■ **EXTRACTED INFORMATION**
↓↓↓

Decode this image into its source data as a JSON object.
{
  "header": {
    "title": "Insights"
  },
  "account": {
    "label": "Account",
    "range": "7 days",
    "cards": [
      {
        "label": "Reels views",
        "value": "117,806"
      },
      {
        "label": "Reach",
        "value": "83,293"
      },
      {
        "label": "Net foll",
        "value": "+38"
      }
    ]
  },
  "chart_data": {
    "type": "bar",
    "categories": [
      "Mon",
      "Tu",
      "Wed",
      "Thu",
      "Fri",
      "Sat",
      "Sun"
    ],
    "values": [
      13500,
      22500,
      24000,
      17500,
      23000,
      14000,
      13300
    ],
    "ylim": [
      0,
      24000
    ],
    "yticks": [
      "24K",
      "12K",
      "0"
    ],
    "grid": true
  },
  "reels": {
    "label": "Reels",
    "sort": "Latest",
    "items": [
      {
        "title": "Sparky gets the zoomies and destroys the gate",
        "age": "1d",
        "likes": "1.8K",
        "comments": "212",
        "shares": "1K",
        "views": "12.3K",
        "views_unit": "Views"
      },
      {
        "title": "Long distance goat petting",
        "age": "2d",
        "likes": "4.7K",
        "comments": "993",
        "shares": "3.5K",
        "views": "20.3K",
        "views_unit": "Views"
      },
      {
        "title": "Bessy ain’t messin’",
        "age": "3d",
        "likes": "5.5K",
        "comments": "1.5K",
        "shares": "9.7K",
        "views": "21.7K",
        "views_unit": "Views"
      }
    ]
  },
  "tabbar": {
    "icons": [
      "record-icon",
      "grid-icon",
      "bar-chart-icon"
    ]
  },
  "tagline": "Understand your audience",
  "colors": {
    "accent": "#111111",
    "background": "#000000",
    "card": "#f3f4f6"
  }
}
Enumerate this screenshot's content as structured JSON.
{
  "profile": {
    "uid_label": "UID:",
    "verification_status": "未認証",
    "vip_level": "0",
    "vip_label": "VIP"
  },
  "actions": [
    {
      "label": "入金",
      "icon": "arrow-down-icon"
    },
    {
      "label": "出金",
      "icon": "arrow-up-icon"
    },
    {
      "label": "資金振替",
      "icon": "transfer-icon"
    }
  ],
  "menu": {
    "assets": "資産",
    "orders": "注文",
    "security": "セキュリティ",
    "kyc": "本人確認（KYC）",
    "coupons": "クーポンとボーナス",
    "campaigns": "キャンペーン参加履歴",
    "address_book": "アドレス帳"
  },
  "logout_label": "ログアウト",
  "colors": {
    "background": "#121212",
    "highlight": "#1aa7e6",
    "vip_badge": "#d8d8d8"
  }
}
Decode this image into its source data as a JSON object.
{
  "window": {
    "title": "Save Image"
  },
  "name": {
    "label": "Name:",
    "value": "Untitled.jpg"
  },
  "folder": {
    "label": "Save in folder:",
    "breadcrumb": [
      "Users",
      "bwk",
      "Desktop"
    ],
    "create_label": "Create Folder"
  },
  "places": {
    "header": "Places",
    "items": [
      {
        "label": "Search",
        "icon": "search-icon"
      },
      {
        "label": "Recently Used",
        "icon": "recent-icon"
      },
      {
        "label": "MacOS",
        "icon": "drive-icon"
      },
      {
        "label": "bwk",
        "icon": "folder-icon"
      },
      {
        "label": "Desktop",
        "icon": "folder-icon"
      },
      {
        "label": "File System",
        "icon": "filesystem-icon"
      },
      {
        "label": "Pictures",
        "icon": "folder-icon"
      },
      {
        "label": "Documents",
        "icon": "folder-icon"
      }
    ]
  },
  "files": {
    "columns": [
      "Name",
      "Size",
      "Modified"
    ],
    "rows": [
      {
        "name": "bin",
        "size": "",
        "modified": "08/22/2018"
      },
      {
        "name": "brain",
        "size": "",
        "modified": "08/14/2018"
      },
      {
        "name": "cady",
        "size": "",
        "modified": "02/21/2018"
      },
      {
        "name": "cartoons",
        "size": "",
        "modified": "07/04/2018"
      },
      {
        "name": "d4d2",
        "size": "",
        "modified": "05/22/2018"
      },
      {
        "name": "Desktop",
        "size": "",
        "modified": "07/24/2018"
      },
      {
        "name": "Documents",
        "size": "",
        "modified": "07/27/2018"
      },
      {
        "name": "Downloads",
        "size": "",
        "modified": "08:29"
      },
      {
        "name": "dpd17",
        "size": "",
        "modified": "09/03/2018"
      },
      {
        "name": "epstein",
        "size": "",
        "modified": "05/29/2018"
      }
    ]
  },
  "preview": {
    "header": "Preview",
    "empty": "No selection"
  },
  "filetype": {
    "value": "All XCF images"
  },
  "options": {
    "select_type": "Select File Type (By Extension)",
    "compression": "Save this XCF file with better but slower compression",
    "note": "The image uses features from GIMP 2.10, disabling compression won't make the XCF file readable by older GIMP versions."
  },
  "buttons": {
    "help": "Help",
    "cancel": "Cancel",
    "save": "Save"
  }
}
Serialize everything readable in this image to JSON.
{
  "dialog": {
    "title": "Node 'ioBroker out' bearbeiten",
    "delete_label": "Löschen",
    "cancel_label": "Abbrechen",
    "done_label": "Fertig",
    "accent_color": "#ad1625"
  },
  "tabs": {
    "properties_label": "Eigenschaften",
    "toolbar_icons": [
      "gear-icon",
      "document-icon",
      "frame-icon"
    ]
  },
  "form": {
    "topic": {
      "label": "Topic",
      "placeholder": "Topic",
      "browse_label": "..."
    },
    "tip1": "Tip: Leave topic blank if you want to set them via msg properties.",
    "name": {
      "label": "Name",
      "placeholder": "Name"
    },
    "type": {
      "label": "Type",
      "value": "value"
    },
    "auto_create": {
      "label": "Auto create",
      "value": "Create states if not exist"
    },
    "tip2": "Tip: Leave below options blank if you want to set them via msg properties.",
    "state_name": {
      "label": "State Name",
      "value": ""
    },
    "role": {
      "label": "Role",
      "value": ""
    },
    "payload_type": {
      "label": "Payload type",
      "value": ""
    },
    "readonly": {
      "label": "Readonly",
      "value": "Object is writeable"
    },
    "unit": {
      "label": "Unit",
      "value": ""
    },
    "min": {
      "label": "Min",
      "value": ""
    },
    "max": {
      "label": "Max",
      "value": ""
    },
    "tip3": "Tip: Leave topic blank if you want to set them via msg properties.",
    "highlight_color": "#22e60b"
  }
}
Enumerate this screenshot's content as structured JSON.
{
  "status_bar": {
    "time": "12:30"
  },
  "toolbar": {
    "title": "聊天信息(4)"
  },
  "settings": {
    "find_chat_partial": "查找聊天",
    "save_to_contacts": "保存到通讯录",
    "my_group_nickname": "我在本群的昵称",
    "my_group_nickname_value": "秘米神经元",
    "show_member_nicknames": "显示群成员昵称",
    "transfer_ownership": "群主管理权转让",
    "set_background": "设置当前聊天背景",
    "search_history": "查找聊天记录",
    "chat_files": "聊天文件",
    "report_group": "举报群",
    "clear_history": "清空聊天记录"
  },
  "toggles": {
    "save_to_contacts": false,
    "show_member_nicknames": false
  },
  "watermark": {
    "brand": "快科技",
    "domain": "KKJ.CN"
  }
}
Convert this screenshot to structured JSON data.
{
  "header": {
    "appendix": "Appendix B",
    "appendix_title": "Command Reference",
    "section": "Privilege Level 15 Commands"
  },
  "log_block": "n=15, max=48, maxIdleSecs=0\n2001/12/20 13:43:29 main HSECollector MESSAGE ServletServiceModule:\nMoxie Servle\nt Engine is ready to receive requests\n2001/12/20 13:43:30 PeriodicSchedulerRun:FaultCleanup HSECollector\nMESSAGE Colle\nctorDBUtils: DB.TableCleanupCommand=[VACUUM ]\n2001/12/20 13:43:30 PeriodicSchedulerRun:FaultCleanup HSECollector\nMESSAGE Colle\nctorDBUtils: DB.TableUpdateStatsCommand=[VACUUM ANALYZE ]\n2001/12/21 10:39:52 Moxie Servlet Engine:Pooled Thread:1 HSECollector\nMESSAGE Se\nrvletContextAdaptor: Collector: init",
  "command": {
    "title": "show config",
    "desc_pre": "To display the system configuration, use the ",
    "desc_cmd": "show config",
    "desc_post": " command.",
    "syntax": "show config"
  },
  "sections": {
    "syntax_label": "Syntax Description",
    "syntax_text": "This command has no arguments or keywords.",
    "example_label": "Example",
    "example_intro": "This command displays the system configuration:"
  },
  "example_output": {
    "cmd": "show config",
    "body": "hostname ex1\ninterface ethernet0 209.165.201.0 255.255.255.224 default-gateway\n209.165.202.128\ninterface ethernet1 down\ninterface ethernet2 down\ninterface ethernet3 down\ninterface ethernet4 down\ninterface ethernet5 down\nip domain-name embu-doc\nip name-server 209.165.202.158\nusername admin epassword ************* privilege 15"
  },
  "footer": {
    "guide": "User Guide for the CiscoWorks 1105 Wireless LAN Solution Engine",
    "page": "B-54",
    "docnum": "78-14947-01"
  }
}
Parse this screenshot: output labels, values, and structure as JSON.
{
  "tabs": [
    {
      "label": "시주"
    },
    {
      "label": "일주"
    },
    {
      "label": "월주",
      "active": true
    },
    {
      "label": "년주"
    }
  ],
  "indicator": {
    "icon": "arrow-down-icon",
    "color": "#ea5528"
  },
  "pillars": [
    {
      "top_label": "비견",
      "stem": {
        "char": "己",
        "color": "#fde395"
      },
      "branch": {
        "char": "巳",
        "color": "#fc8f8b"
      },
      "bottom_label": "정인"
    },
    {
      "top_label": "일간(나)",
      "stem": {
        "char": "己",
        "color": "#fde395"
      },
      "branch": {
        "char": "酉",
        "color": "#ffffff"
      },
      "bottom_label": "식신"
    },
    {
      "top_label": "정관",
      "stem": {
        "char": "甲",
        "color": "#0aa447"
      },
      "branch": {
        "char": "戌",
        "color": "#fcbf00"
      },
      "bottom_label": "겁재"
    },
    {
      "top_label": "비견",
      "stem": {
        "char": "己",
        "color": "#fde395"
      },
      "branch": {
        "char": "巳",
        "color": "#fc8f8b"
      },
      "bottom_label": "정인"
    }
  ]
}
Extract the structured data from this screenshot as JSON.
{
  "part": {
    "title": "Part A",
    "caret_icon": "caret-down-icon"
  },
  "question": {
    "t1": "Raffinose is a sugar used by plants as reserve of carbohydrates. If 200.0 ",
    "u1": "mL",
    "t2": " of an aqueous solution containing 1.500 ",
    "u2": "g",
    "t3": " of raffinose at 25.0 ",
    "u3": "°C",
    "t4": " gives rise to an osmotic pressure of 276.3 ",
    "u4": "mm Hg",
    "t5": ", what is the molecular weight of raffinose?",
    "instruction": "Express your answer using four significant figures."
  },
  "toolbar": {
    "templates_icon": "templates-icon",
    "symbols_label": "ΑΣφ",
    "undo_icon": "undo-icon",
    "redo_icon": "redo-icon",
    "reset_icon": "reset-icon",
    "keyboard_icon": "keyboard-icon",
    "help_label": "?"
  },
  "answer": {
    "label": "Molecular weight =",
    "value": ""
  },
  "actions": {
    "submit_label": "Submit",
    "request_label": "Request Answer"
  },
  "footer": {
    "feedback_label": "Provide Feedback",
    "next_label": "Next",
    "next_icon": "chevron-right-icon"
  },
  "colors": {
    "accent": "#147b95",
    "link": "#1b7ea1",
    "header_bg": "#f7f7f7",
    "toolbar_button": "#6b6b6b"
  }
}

↑↑↑

■ **WHAT IS BEING ASKED**
Pick out, from the lines above, every one that contains the string "readable".

■ **SOLUTION TO THE EXERCISE**
    "note": "The image uses features from GIMP 2.10, disabling compression won't make the XCF file readable by older GIMP versions."
Serialize everything readable in this image to JSON.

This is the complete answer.